-- begin RECORDS --

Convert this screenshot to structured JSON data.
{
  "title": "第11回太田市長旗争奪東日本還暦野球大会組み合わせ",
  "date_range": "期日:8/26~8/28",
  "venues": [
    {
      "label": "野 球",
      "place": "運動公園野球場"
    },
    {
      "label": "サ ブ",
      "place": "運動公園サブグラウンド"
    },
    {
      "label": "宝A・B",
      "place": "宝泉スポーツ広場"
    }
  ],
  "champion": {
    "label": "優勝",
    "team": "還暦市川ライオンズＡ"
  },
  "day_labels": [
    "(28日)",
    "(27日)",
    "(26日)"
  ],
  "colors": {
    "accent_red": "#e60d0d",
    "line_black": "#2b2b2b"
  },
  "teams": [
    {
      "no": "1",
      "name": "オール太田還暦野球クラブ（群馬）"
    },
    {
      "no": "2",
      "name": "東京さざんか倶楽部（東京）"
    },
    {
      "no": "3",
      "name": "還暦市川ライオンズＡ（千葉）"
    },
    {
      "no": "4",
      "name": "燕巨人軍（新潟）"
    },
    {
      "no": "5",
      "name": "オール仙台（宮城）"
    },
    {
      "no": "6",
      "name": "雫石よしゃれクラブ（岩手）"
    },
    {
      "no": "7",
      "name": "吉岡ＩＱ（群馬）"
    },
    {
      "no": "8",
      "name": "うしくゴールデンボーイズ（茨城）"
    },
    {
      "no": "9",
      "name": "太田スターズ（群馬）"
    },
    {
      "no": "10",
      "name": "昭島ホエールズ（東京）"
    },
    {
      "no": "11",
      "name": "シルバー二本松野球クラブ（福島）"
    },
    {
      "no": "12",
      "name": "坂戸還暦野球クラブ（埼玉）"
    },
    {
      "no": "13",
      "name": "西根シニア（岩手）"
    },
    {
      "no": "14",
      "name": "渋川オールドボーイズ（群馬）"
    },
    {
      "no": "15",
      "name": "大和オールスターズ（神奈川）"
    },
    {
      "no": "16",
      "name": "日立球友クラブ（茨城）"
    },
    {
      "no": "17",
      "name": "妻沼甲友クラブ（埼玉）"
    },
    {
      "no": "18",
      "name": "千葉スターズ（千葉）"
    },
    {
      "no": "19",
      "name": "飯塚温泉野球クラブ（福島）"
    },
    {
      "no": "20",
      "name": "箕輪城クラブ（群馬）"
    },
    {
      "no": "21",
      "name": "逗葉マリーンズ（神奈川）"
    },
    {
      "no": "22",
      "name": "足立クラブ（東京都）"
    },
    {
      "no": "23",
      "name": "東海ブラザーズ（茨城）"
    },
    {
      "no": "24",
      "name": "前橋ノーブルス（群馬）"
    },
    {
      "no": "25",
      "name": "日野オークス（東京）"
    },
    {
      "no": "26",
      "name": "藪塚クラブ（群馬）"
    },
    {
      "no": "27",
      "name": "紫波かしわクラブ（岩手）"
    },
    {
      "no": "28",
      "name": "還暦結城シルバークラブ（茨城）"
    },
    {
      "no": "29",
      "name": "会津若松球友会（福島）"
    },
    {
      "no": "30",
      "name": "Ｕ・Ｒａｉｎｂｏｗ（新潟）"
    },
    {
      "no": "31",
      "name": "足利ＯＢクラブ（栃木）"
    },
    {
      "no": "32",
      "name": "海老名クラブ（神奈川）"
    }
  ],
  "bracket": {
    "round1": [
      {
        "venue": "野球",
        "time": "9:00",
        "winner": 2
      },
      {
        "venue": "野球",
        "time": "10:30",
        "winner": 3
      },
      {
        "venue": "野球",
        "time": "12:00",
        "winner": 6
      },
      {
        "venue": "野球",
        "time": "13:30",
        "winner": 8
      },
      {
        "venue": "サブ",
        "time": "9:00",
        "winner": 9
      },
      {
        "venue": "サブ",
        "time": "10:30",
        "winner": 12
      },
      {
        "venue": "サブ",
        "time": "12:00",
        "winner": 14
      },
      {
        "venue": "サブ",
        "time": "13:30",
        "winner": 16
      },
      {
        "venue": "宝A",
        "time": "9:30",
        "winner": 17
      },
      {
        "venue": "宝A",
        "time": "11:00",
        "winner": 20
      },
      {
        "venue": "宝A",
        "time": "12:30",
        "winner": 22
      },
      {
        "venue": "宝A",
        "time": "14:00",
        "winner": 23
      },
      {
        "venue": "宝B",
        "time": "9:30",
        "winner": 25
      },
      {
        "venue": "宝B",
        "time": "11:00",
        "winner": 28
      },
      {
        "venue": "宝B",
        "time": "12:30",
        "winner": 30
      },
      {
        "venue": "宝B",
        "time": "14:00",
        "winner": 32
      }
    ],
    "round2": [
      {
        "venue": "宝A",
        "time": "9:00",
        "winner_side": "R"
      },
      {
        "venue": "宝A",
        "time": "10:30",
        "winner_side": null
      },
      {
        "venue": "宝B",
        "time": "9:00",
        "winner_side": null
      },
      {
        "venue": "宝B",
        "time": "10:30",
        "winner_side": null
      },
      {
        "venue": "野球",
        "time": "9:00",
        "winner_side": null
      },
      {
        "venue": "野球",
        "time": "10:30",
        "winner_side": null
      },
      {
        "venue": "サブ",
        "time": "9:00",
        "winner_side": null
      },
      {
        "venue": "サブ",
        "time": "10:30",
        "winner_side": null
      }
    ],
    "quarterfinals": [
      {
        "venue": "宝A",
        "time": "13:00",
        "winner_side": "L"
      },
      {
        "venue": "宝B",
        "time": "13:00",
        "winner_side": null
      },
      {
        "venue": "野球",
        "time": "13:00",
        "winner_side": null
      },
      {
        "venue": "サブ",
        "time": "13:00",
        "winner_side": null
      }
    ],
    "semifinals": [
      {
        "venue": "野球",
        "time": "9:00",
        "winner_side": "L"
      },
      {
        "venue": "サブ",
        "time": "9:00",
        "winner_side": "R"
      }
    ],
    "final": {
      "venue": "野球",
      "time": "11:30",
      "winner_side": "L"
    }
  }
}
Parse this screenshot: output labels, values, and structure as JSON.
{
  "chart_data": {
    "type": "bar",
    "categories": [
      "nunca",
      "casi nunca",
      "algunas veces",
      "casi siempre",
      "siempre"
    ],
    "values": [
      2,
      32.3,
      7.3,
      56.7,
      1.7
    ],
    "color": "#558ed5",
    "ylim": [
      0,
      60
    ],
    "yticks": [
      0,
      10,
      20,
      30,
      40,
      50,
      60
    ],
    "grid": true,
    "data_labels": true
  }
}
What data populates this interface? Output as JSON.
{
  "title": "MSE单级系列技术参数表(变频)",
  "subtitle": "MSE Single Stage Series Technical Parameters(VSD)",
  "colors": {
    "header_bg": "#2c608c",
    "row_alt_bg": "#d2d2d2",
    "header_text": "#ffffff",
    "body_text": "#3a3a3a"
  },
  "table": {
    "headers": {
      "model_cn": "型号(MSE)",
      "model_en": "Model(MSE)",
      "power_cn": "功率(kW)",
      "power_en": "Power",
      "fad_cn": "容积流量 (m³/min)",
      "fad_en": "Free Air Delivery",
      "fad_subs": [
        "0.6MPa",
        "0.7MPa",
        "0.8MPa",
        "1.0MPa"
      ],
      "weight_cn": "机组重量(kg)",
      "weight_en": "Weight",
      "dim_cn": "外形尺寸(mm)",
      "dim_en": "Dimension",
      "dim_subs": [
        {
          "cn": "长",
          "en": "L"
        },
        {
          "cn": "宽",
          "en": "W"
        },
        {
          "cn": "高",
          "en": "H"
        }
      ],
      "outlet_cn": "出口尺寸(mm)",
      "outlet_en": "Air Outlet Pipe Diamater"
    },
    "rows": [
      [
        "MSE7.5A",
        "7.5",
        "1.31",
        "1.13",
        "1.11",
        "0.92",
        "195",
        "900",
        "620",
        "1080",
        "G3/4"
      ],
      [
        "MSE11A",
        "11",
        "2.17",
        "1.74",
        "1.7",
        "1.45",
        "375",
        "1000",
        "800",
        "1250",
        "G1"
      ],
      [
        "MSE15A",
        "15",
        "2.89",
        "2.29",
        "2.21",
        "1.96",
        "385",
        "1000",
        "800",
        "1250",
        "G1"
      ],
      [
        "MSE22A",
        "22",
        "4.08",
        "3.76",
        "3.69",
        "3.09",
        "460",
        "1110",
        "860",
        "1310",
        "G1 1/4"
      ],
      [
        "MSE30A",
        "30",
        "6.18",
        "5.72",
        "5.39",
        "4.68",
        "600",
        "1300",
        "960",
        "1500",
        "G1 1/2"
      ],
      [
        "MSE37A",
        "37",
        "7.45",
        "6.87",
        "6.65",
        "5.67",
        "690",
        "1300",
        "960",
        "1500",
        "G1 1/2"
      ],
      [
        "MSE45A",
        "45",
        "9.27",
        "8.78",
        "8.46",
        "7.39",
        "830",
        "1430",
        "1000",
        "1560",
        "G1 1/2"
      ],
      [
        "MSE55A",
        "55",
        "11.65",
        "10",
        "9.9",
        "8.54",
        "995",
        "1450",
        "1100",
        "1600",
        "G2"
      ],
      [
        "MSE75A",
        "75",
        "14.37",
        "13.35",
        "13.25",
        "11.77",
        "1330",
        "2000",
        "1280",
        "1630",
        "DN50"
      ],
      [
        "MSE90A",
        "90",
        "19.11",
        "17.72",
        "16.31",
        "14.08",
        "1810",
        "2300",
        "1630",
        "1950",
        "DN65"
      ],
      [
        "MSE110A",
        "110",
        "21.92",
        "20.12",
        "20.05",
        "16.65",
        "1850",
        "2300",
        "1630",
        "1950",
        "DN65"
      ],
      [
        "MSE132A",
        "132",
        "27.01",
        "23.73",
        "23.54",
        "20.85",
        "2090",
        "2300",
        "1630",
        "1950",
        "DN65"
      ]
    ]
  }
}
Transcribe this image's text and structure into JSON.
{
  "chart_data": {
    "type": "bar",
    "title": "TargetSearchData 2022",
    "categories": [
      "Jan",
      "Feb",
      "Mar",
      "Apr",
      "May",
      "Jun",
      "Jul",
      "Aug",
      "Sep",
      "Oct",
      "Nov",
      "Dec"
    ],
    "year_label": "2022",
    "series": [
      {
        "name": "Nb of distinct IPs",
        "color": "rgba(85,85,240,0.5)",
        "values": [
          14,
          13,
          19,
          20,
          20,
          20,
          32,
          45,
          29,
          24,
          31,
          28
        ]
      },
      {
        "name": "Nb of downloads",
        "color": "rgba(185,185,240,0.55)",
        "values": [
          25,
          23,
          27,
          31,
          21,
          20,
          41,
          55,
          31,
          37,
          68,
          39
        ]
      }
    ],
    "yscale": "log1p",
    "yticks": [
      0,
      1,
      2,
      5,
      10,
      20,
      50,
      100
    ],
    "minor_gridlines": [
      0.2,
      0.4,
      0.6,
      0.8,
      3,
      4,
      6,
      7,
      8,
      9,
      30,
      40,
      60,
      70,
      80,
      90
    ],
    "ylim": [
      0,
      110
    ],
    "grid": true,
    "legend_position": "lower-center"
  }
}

-- end RECORDS --

REQUIRED WORK
From the entries above, copy every line that holds the word "place".

SOLVED EXERCISE
      "place": "運動公園野球場"
      "place": "運動公園サブグラウンド"
      "place": "宝泉スポーツ広場"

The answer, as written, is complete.